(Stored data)
= = =
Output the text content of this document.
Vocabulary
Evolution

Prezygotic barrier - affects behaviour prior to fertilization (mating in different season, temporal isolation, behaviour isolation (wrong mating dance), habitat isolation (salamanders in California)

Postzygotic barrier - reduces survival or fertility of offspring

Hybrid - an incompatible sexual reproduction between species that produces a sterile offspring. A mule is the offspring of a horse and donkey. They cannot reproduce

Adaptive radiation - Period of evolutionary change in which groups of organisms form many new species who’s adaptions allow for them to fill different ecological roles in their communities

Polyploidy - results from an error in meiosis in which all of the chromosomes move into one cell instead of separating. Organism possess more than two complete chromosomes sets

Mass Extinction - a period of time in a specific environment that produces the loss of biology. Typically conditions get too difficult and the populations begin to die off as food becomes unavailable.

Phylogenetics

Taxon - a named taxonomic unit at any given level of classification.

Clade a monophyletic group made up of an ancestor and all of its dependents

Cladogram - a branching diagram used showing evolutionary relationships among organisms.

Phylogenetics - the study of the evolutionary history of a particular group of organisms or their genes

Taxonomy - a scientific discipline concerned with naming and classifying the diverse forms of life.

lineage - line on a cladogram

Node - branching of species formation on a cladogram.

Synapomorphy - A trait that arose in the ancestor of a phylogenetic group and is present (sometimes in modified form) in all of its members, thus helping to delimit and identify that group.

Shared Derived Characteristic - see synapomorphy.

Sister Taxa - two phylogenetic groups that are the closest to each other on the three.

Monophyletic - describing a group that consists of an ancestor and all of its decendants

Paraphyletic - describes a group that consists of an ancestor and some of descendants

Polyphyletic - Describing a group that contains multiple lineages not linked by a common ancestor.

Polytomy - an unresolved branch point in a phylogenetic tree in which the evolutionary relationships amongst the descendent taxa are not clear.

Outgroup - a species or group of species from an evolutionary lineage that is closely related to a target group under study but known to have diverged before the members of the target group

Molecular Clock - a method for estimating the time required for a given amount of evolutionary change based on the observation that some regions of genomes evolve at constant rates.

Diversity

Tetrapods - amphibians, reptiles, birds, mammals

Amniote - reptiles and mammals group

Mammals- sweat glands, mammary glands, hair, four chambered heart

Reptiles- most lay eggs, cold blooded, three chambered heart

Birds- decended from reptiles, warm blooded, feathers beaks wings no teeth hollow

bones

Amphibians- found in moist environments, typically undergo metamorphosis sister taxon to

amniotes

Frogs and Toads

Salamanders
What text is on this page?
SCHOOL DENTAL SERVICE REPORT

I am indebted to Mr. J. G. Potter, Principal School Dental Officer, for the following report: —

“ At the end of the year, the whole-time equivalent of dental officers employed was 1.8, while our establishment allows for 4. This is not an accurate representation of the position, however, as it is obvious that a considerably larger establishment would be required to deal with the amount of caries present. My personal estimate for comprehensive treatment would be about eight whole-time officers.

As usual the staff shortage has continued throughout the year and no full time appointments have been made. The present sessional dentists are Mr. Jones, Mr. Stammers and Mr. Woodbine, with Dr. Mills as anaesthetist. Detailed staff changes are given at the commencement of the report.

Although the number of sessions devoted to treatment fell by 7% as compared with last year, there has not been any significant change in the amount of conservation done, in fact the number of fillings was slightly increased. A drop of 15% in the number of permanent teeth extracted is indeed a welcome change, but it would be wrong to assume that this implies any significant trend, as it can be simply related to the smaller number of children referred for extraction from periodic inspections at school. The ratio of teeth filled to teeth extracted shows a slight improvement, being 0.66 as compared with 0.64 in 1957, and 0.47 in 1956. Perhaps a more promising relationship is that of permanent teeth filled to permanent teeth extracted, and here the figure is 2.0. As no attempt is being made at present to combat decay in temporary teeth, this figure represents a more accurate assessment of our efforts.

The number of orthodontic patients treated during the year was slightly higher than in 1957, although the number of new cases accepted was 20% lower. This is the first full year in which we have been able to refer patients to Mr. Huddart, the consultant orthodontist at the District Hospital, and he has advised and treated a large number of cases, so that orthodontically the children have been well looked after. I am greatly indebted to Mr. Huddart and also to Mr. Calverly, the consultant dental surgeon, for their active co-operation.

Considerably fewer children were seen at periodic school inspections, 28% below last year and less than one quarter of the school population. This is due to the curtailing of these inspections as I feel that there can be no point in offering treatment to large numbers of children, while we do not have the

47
= = =
» Task details
Output all of the data again, exactly.

» Output of the task
Output the text content of this document.
Vocabulary
Evolution

Prezygotic barrier - affects behaviour prior to fertilization (mating in different season, temporal isolation, behaviour isolation (wrong mating dance), habitat isolation (salamanders in California)

Postzygotic barrier - reduces survival or fertility of offspring

Hybrid - an incompatible sexual reproduction between species that produces a sterile offspring. A mule is the offspring of a horse and donkey. They cannot reproduce

Adaptive radiation - Period of evolutionary change in which groups of organisms form many new species who’s adaptions allow for them to fill different ecological roles in their communities

Polyploidy - results from an error in meiosis in which all of the chromosomes move into one cell instead of separating. Organism possess more than two complete chromosomes sets

Mass Extinction - a period of time in a specific environment that produces the loss of biology. Typically conditions get too difficult and the populations begin to die off as food becomes unavailable.

Phylogenetics

Taxon - a named taxonomic unit at any given level of classification.

Clade a monophyletic group made up of an ancestor and all of its dependents

Cladogram - a branching diagram used showing evolutionary relationships among organisms.

Phylogenetics - the study of the evolutionary history of a particular group of organisms or their genes

Taxonomy - a scientific discipline concerned with naming and classifying the diverse forms of life.

lineage - line on a cladogram

Node - branching of species formation on a cladogram.

Synapomorphy - A trait that arose in the ancestor of a phylogenetic group and is present (sometimes in modified form) in all of its members, thus helping to delimit and identify that group.

Shared Derived Characteristic - see synapomorphy.

Sister Taxa - two phylogenetic groups that are the closest to each other on the three.

Monophyletic - describing a group that consists of an ancestor and all of its decendants

Paraphyletic - describes a group that consists of an ancestor and some of descendants

Polyphyletic - Describing a group that contains multiple lineages not linked by a common ancestor.

Polytomy - an unresolved branch point in a phylogenetic tree in which the evolutionary relationships amongst the descendent taxa are not clear.

Outgroup - a species or group of species from an evolutionary lineage that is closely related to a target group under study but known to have diverged before the members of the target group

Molecular Clock - a method for estimating the time required for a given amount of evolutionary change based on the observation that some regions of genomes evolve at constant rates.

Diversity

Tetrapods - amphibians, reptiles, birds, mammals

Amniote - reptiles and mammals group

Mammals- sweat glands, mammary glands, hair, four chambered heart

Reptiles- most lay eggs, cold blooded, three chambered heart

Birds- decended from reptiles, warm blooded, feathers beaks wings no teeth hollow

bones

Amphibians- found in moist environments, typically undergo metamorphosis sister taxon to

amniotes

Frogs and Toads

Salamanders
What text is on this page?
SCHOOL DENTAL SERVICE REPORT

I am indebted to Mr. J. G. Potter, Principal School Dental Officer, for the following report: —

“ At the end of the year, the whole-time equivalent of dental officers employed was 1.8, while our establishment allows for 4. This is not an accurate representation of the position, however, as it is obvious that a considerably larger establishment would be required to deal with the amount of caries present. My personal estimate for comprehensive treatment would be about eight whole-time officers.

As usual the staff shortage has continued throughout the year and no full time appointments have been made. The present sessional dentists are Mr. Jones, Mr. Stammers and Mr. Woodbine, with Dr. Mills as anaesthetist. Detailed staff changes are given at the commencement of the report.

Although the number of sessions devoted to treatment fell by 7% as compared with last year, there has not been any significant change in the amount of conservation done, in fact the number of fillings was slightly increased. A drop of 15% in the number of permanent teeth extracted is indeed a welcome change, but it would be wrong to assume that this implies any significant trend, as it can be simply related to the smaller number of children referred for extraction from periodic inspections at school. The ratio of teeth filled to teeth extracted shows a slight improvement, being 0.66 as compared with 0.64 in 1957, and 0.47 in 1956. Perhaps a more promising relationship is that of permanent teeth filled to permanent teeth extracted, and here the figure is 2.0. As no attempt is being made at present to combat decay in temporary teeth, this figure represents a more accurate assessment of our efforts.

The number of orthodontic patients treated during the year was slightly higher than in 1957, although the number of new cases accepted was 20% lower. This is the first full year in which we have been able to refer patients to Mr. Huddart, the consultant orthodontist at the District Hospital, and he has advised and treated a large number of cases, so that orthodontically the children have been well looked after. I am greatly indebted to Mr. Huddart and also to Mr. Calverly, the consultant dental surgeon, for their active co-operation.

Considerably fewer children were seen at periodic school inspections, 28% below last year and less than one quarter of the school population. This is due to the curtailing of these inspections as I feel that there can be no point in offering treatment to large numbers of children, while we do not have the

47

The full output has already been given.